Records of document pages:

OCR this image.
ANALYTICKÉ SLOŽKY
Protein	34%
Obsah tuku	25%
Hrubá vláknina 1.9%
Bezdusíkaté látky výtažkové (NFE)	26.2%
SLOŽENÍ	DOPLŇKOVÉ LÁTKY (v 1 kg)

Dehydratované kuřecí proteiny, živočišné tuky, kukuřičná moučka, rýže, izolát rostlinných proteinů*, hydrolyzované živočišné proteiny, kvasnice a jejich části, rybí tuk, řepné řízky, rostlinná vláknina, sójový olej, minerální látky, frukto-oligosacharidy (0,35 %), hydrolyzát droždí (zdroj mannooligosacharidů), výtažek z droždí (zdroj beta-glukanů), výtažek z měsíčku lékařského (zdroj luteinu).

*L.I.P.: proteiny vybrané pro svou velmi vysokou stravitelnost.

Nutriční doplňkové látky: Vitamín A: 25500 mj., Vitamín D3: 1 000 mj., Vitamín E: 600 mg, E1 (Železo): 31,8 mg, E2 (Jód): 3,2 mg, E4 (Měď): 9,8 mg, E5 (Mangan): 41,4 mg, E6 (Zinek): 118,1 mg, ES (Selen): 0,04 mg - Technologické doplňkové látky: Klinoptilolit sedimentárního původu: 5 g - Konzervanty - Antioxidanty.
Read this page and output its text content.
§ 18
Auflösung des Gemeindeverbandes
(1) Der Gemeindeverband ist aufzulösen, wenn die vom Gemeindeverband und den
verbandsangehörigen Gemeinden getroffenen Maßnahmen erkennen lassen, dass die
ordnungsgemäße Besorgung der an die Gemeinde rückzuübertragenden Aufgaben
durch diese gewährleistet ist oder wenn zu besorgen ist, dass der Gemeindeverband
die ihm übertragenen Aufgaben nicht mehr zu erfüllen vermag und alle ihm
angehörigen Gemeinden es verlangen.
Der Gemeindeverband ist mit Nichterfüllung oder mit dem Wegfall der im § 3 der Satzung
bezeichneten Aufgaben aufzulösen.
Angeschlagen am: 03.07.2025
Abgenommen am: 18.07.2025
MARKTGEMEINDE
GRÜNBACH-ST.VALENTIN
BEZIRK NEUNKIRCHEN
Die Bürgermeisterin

→ WHAT YOU WILL DO:
Copy every record above verbatim and in full.

→ TASK RESPONSE:
OCR this image.
ANALYTICKÉ SLOŽKY
Protein	34%
Obsah tuku	25%
Hrubá vláknina 1.9%
Bezdusíkaté látky výtažkové (NFE)	26.2%
SLOŽENÍ	DOPLŇKOVÉ LÁTKY (v 1 kg)

Dehydratované kuřecí proteiny, živočišné tuky, kukuřičná moučka, rýže, izolát rostlinných proteinů*, hydrolyzované živočišné proteiny, kvasnice a jejich části, rybí tuk, řepné řízky, rostlinná vláknina, sójový olej, minerální látky, frukto-oligosacharidy (0,35 %), hydrolyzát droždí (zdroj mannooligosacharidů), výtažek z droždí (zdroj beta-glukanů), výtažek z měsíčku lékařského (zdroj luteinu).

*L.I.P.: proteiny vybrané pro svou velmi vysokou stravitelnost.

Nutriční doplňkové látky: Vitamín A: 25500 mj., Vitamín D3: 1 000 mj., Vitamín E: 600 mg, E1 (Železo): 31,8 mg, E2 (Jód): 3,2 mg, E4 (Měď): 9,8 mg, E5 (Mangan): 41,4 mg, E6 (Zinek): 118,1 mg, ES (Selen): 0,04 mg - Technologické doplňkové látky: Klinoptilolit sedimentárního původu: 5 g - Konzervanty - Antioxidanty.
Read this page and output its text content.
§ 18
Auflösung des Gemeindeverbandes
(1) Der Gemeindeverband ist aufzulösen, wenn die vom Gemeindeverband und den
verbandsangehörigen Gemeinden getroffenen Maßnahmen erkennen lassen, dass die
ordnungsgemäße Besorgung der an die Gemeinde rückzuübertragenden Aufgaben
durch diese gewährleistet ist oder wenn zu besorgen ist, dass der Gemeindeverband
die ihm übertragenen Aufgaben nicht mehr zu erfüllen vermag und alle ihm
angehörigen Gemeinden es verlangen.
Der Gemeindeverband ist mit Nichterfüllung oder mit dem Wegfall der im § 3 der Satzung
bezeichneten Aufgaben aufzulösen.
Angeschlagen am: 03.07.2025
Abgenommen am: 18.07.2025
MARKTGEMEINDE
GRÜNBACH-ST.VALENTIN
BEZIRK NEUNKIRCHEN
Die Bürgermeisterin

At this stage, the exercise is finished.